# DATA SUPPLIED
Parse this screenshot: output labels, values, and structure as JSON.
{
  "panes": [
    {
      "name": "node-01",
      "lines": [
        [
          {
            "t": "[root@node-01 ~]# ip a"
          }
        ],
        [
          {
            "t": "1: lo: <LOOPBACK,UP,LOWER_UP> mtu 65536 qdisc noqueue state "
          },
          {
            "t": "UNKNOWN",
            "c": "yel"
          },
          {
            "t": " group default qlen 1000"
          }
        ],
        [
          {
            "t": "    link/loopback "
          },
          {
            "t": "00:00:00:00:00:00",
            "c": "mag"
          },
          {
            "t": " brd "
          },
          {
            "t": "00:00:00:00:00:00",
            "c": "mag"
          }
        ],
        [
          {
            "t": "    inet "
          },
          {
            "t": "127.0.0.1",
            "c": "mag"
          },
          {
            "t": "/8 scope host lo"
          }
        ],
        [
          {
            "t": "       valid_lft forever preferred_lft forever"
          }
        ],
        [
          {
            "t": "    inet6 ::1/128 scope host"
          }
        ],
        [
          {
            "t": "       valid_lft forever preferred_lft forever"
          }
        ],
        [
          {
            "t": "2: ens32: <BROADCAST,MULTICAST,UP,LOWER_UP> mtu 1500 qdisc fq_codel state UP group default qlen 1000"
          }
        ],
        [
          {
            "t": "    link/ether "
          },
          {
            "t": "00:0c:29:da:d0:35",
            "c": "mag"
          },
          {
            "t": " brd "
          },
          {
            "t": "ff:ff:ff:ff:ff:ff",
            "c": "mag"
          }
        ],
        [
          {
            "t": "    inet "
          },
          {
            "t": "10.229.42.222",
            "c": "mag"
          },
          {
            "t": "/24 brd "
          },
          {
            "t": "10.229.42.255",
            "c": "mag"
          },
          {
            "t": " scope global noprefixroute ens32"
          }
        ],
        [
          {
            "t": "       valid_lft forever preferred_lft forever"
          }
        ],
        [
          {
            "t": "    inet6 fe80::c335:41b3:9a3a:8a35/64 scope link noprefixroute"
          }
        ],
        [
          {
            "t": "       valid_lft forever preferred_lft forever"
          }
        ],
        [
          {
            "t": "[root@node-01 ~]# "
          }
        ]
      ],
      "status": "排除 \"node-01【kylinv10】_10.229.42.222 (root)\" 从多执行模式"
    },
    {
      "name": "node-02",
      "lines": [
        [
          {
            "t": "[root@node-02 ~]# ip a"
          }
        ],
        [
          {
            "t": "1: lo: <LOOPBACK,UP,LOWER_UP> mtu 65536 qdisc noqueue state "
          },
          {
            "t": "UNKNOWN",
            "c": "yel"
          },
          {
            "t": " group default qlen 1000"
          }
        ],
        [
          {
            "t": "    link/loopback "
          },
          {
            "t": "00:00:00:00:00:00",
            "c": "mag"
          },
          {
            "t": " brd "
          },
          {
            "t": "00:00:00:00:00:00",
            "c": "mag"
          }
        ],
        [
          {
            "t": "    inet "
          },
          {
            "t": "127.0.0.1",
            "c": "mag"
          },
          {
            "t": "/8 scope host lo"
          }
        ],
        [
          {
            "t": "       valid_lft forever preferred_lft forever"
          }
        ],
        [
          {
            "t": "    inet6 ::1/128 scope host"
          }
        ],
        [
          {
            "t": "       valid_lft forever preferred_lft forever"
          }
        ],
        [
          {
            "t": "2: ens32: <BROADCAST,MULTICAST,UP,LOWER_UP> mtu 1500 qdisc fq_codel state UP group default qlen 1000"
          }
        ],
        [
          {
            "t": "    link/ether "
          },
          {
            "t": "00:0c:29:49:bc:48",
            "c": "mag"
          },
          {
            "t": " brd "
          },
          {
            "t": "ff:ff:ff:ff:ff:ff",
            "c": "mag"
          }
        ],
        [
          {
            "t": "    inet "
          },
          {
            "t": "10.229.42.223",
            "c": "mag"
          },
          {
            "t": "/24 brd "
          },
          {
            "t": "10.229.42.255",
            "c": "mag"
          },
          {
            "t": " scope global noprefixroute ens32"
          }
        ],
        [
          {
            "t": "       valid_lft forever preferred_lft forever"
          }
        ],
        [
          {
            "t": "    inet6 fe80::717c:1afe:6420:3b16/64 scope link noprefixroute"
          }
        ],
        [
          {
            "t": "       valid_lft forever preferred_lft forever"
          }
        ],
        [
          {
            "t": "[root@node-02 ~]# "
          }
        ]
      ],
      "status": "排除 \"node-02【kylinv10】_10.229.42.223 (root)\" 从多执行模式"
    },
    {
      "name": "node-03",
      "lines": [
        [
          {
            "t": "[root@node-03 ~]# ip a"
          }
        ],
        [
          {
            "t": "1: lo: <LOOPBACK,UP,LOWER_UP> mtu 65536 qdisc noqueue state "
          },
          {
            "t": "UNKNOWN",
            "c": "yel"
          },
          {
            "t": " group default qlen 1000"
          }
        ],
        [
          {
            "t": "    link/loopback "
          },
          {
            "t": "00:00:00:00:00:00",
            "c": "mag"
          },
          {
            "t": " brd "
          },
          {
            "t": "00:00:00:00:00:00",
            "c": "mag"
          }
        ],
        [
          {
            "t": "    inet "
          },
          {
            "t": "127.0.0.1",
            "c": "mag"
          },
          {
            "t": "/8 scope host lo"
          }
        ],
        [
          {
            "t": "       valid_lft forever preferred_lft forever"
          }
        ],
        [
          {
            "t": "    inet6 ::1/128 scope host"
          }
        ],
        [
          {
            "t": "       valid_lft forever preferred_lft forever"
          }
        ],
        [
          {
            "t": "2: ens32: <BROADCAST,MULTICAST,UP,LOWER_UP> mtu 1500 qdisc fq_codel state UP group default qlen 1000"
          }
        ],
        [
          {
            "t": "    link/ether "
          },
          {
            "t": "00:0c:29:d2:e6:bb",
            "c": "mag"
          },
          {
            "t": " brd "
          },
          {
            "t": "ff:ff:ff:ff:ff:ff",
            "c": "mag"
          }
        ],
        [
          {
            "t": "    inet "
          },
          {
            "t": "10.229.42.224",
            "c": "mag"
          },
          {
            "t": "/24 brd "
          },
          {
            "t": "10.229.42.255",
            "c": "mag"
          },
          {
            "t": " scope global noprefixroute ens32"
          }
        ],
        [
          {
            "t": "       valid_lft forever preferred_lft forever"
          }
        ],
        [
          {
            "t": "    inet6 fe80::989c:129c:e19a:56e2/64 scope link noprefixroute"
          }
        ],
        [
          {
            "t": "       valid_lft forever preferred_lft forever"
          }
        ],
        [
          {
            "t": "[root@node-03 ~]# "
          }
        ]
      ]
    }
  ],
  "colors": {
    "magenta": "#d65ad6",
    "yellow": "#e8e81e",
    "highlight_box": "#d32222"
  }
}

# WHAT THE TASK ASKS
Where a line holds the string "从多执行模式", copy that line.

# RESPONSE
      "status": "排除 \"node-01【kylinv10】_10.229.42.222 (root)\" 从多执行模式"
      "status": "排除 \"node-02【kylinv10】_10.229.42.223 (root)\" 从多执行模式"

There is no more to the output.